---------- Material for this task

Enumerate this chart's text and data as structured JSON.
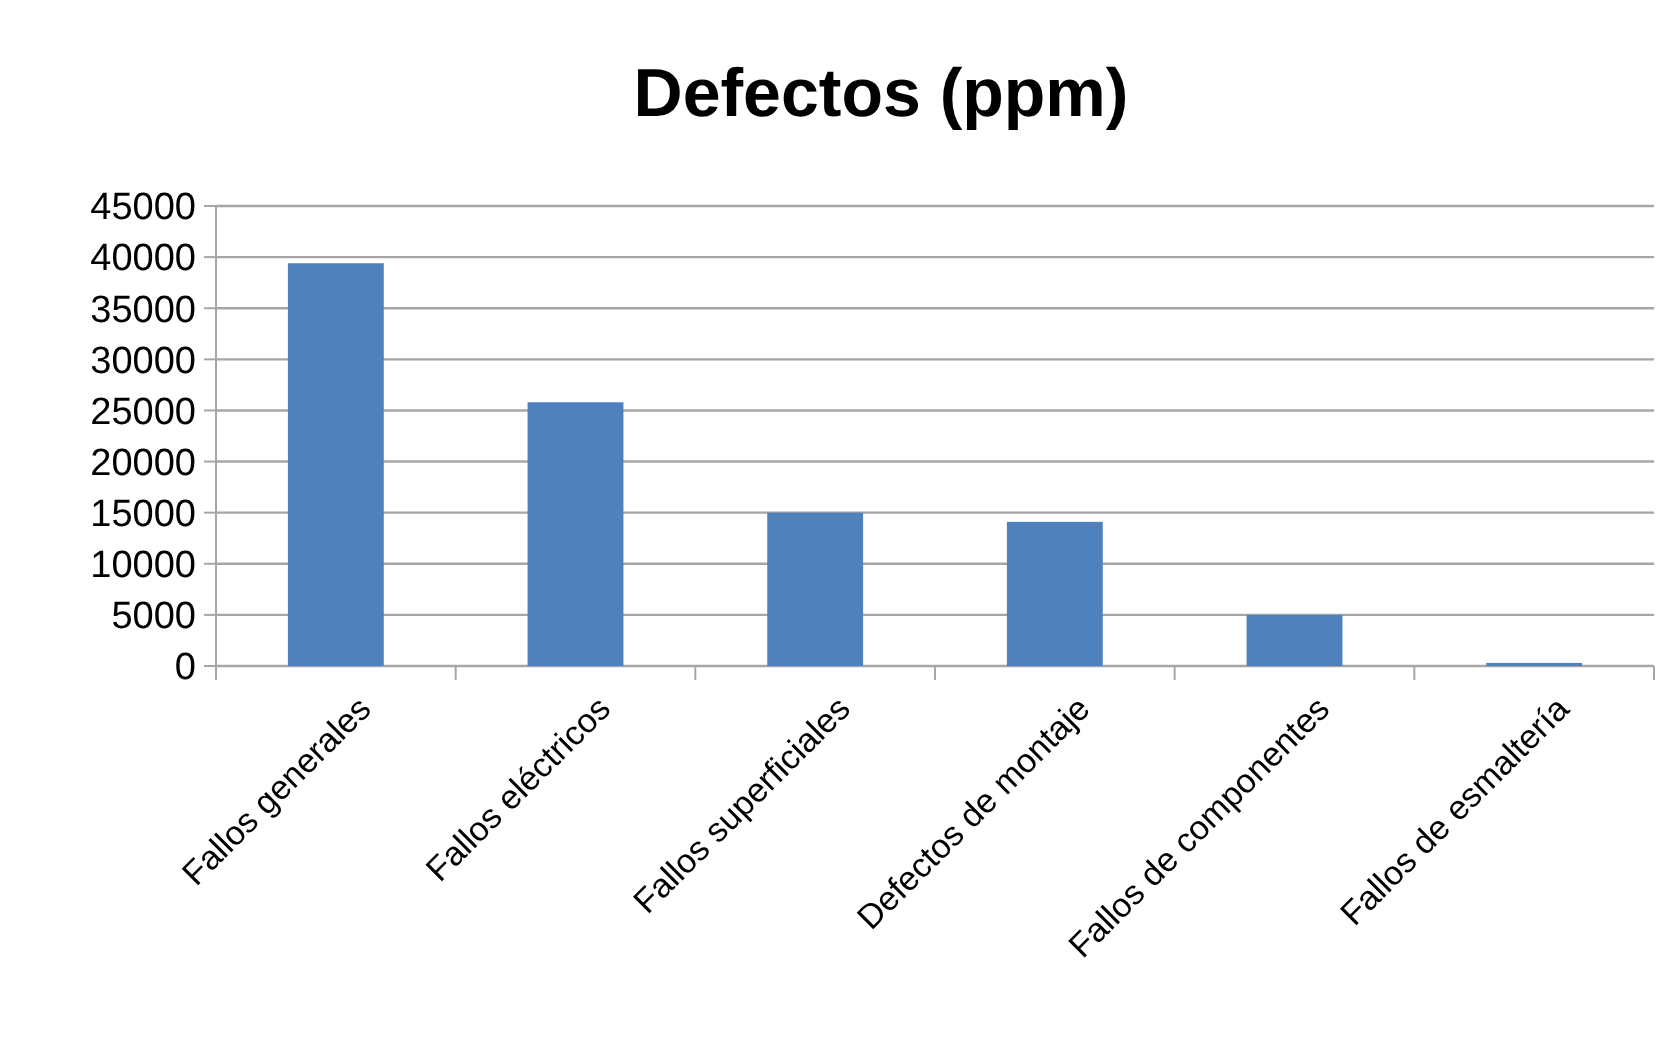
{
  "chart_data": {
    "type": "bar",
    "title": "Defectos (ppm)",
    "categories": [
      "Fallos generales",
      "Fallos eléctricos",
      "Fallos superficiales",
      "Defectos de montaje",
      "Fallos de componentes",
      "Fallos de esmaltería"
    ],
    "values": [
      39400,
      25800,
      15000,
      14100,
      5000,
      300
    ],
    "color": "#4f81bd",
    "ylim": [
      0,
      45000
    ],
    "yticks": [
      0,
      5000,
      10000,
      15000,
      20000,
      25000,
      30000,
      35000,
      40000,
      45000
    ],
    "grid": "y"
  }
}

--------------------

Instruction
Copy out all lines that carry the word "Fallos".

Correct result
      "Fallos generales",
      "Fallos eléctricos",
      "Fallos superficiales",
      "Fallos de componentes",
      "Fallos de esmaltería"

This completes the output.